[Records contained in a dataset]
* * *

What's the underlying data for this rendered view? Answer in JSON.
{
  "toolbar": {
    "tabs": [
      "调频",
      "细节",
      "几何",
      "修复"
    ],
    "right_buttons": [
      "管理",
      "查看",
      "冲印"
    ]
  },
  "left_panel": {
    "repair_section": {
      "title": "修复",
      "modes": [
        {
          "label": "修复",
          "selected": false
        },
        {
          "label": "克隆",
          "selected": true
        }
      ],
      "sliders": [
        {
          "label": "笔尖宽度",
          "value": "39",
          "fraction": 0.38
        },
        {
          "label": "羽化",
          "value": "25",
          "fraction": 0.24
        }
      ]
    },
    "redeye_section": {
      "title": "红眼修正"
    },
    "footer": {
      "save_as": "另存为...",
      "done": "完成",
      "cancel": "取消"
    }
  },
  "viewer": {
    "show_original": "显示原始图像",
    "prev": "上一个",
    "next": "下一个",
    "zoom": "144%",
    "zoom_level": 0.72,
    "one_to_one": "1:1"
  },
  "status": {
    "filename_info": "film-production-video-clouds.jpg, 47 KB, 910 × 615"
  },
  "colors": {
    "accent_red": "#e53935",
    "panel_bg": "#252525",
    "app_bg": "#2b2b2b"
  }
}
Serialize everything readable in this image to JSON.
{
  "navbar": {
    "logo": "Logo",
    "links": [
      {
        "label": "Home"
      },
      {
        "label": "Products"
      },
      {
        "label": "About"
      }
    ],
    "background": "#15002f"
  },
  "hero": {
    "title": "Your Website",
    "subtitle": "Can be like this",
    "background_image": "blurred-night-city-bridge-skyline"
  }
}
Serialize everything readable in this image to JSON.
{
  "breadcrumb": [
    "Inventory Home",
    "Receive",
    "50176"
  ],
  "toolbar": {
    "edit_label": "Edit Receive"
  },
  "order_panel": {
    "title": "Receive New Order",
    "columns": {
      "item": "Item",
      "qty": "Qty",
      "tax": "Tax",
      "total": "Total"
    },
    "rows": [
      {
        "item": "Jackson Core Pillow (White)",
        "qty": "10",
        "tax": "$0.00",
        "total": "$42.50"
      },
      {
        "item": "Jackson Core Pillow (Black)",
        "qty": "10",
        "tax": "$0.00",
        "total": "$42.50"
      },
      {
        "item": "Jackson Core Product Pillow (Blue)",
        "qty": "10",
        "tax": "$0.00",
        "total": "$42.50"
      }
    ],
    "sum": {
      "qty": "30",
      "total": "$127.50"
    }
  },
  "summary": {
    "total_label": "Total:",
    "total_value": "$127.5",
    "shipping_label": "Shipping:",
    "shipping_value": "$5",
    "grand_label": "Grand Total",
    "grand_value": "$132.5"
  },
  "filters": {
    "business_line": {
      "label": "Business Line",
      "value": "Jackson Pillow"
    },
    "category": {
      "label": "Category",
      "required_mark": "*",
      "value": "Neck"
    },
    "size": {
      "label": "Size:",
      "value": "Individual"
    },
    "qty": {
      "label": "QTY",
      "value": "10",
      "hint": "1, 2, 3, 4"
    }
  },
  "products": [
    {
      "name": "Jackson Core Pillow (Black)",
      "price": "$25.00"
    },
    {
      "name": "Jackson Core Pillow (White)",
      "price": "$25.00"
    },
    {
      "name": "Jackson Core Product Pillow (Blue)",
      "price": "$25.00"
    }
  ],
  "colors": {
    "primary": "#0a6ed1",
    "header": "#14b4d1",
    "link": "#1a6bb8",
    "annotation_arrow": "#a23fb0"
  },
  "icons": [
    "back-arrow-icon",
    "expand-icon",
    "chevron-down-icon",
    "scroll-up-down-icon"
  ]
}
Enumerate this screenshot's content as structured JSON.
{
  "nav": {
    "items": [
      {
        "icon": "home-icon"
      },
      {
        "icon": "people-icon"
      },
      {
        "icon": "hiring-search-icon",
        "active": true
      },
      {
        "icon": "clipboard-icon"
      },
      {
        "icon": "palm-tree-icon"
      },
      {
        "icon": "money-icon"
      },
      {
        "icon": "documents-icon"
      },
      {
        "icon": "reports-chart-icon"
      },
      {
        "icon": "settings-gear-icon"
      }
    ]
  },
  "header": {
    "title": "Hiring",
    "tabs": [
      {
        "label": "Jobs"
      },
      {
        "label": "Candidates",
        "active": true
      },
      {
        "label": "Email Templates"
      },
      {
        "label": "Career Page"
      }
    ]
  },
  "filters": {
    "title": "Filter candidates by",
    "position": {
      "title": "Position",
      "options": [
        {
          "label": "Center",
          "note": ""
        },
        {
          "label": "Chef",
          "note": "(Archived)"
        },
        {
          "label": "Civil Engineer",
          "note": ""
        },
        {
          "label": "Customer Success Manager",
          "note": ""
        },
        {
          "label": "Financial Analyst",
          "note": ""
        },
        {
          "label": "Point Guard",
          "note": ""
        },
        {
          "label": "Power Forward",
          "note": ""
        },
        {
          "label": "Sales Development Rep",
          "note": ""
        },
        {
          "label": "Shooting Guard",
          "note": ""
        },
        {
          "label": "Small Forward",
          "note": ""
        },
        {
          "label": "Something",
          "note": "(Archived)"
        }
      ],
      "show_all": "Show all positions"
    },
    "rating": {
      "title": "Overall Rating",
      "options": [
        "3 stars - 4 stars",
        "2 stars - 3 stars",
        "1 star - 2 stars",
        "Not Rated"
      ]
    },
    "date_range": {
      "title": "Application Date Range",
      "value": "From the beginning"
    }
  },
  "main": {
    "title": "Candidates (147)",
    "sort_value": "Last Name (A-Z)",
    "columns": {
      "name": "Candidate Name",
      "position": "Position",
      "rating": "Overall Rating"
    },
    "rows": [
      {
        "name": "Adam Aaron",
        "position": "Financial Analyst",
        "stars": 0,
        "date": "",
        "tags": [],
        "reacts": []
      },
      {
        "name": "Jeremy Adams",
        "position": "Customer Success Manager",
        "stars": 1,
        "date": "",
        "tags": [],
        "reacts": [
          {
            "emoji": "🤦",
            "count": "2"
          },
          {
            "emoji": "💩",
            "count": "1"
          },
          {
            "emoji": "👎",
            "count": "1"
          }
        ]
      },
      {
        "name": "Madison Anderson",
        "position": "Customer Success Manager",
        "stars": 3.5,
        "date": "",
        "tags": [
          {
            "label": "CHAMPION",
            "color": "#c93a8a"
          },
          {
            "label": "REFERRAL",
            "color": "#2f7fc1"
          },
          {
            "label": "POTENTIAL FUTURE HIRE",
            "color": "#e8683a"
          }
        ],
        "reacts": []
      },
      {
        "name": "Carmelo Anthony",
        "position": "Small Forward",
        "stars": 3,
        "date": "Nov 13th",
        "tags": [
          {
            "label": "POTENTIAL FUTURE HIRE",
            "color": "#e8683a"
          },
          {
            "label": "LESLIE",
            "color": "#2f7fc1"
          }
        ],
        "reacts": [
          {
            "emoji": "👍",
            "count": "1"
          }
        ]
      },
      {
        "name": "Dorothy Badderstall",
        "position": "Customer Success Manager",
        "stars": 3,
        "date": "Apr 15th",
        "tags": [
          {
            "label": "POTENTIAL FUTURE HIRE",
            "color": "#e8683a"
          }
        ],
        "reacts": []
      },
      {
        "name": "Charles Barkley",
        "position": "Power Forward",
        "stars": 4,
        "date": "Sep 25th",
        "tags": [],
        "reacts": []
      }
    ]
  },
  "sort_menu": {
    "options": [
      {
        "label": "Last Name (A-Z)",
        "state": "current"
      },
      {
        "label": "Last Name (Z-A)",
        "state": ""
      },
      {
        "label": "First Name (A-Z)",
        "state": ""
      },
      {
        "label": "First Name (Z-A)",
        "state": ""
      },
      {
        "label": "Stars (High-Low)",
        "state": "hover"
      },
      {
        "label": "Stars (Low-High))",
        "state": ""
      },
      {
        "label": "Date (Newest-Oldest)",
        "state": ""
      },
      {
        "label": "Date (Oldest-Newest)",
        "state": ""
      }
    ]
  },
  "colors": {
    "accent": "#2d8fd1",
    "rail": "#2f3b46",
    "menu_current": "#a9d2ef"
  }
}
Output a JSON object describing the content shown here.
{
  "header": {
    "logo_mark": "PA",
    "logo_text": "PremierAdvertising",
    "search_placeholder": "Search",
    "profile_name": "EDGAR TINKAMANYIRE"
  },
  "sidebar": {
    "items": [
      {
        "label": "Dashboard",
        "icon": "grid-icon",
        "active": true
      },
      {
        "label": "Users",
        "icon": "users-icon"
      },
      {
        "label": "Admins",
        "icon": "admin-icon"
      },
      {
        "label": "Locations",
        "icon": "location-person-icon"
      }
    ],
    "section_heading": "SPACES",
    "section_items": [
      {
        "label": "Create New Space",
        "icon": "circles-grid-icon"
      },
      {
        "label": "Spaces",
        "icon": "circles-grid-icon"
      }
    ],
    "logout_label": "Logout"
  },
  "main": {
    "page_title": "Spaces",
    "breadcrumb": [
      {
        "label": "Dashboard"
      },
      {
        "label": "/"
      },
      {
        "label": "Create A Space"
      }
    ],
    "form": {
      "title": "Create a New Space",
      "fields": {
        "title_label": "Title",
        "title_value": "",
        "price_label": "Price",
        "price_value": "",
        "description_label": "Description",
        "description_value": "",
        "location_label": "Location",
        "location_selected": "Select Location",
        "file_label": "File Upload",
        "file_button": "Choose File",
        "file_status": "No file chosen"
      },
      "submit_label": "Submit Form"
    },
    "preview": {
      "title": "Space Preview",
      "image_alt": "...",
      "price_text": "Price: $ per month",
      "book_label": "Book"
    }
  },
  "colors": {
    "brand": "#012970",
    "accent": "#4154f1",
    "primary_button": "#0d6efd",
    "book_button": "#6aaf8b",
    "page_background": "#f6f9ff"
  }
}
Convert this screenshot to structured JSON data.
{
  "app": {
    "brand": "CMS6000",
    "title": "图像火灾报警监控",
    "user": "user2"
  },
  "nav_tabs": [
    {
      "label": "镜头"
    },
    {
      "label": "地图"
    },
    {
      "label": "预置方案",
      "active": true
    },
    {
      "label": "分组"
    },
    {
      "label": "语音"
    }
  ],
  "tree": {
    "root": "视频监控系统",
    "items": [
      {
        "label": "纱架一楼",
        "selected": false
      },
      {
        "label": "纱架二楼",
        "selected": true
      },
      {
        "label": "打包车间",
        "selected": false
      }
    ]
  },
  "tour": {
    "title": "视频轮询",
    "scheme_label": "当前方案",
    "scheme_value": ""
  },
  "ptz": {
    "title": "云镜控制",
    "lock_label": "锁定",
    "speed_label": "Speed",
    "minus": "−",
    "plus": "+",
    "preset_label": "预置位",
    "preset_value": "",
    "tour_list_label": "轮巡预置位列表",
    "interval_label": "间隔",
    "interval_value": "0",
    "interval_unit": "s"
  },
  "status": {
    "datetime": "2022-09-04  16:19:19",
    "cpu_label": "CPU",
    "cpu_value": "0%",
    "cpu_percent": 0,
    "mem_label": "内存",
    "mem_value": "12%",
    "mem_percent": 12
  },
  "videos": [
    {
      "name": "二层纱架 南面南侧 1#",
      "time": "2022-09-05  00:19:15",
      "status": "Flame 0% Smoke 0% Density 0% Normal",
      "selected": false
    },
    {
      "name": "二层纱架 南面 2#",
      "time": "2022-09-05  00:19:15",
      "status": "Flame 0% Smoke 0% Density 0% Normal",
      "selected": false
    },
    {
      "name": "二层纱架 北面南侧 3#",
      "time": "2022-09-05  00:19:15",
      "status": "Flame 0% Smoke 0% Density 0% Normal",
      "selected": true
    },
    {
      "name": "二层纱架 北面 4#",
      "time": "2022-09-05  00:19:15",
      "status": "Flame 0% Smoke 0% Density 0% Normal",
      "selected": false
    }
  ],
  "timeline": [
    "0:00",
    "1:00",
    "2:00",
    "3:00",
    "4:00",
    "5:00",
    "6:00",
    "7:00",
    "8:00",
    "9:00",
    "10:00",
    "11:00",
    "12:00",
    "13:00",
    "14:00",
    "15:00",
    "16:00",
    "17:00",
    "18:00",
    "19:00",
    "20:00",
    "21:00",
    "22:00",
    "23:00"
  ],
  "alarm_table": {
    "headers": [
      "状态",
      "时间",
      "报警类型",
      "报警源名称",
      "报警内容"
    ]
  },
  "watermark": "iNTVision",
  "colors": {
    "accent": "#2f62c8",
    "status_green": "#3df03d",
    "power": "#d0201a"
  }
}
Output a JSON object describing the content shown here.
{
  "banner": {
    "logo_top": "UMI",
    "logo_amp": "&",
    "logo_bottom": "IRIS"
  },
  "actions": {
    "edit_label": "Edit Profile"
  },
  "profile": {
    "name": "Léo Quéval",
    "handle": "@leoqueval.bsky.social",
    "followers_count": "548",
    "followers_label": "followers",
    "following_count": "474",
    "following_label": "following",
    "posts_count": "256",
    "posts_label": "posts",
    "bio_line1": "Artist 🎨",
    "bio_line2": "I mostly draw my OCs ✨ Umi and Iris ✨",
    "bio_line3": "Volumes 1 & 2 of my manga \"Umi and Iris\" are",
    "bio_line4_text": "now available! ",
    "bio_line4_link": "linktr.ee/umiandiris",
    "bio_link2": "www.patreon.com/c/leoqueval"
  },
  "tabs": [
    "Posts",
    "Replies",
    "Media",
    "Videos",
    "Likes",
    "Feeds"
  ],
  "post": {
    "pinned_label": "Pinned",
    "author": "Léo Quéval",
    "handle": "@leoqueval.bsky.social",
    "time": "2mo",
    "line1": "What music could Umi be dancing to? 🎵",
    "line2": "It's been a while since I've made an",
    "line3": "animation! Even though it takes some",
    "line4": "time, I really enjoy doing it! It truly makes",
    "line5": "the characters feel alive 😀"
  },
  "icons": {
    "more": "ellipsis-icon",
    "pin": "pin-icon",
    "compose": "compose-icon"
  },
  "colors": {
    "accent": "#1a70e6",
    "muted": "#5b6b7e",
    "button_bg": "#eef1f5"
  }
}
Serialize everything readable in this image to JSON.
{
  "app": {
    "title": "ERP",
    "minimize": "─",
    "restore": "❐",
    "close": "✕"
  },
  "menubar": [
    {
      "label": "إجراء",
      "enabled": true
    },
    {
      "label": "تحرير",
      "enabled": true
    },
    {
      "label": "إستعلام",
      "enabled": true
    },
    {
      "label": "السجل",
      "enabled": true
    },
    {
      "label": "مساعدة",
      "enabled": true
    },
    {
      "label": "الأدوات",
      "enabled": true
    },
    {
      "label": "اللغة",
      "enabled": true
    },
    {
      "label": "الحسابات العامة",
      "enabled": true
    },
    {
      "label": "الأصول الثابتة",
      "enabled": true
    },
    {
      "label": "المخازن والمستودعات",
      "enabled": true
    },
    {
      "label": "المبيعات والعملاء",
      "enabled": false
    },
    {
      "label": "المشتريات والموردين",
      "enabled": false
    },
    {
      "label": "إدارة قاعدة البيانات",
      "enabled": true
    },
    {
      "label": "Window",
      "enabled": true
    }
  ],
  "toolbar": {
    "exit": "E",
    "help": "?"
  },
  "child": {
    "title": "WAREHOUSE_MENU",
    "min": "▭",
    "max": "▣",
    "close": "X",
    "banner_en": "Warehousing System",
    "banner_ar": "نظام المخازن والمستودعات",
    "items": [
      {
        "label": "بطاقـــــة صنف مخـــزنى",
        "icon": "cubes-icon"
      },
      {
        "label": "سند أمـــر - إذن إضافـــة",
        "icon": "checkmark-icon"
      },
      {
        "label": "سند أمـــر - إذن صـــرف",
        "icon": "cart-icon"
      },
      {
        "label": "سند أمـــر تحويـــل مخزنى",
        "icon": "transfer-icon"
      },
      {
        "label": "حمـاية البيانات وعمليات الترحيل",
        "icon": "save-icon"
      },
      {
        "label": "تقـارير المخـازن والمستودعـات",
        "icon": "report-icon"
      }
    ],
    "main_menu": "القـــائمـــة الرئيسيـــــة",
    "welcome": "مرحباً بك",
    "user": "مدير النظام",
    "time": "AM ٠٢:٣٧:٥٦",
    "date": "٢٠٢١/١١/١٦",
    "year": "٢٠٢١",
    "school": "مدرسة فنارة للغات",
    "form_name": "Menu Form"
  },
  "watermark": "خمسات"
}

* * *

--- Requirements ---
Which lines in the listing above hold the word "Core"? Show each of them.

--- Result ---
        "item": "Jackson Core Pillow (White)",
        "item": "Jackson Core Pillow (Black)",
        "item": "Jackson Core Product Pillow (Blue)",
      "name": "Jackson Core Pillow (Black)",
      "name": "Jackson Core Pillow (White)",
      "name": "Jackson Core Product Pillow (Blue)",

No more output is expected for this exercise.